[Start]
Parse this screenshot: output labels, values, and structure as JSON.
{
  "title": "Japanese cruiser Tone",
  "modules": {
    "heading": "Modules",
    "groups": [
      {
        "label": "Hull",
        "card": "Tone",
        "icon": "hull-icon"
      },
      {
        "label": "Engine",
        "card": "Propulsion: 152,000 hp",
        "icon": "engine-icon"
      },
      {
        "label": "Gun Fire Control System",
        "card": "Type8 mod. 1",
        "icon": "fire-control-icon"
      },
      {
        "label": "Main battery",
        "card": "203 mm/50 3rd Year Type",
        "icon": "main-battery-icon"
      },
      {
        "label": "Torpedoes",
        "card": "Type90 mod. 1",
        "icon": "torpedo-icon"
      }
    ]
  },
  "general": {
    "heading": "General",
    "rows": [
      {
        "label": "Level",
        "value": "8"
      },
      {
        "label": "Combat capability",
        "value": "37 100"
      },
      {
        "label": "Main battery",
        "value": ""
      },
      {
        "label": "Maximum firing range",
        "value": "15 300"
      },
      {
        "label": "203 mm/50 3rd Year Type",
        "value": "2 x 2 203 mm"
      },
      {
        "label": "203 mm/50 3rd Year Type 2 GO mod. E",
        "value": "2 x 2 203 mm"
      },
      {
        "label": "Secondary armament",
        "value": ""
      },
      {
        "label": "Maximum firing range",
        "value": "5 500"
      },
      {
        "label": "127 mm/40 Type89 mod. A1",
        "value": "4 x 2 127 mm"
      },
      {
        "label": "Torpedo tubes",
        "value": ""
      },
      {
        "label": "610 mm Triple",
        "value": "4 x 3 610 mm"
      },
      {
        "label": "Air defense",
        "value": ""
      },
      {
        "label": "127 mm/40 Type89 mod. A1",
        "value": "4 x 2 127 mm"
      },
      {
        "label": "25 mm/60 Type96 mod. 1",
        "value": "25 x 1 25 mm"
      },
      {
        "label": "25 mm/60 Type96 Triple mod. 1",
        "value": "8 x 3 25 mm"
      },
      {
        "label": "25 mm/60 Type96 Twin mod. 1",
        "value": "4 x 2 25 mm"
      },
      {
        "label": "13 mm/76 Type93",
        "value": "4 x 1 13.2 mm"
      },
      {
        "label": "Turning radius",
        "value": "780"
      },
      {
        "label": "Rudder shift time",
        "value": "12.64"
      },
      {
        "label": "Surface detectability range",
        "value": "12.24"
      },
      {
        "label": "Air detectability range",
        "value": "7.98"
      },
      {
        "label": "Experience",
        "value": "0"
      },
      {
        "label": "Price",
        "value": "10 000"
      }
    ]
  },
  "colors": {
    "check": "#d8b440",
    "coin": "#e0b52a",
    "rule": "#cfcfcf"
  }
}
[End]
(What the exercise asks)
Pick out the lines containing the word "card" and show them.

(Solved problem)
        "card": "Tone",
        "card": "Propulsion: 152,000 hp",
        "card": "Type8 mod. 1",
        "card": "203 mm/50 3rd Year Type",
        "card": "Type90 mod. 1",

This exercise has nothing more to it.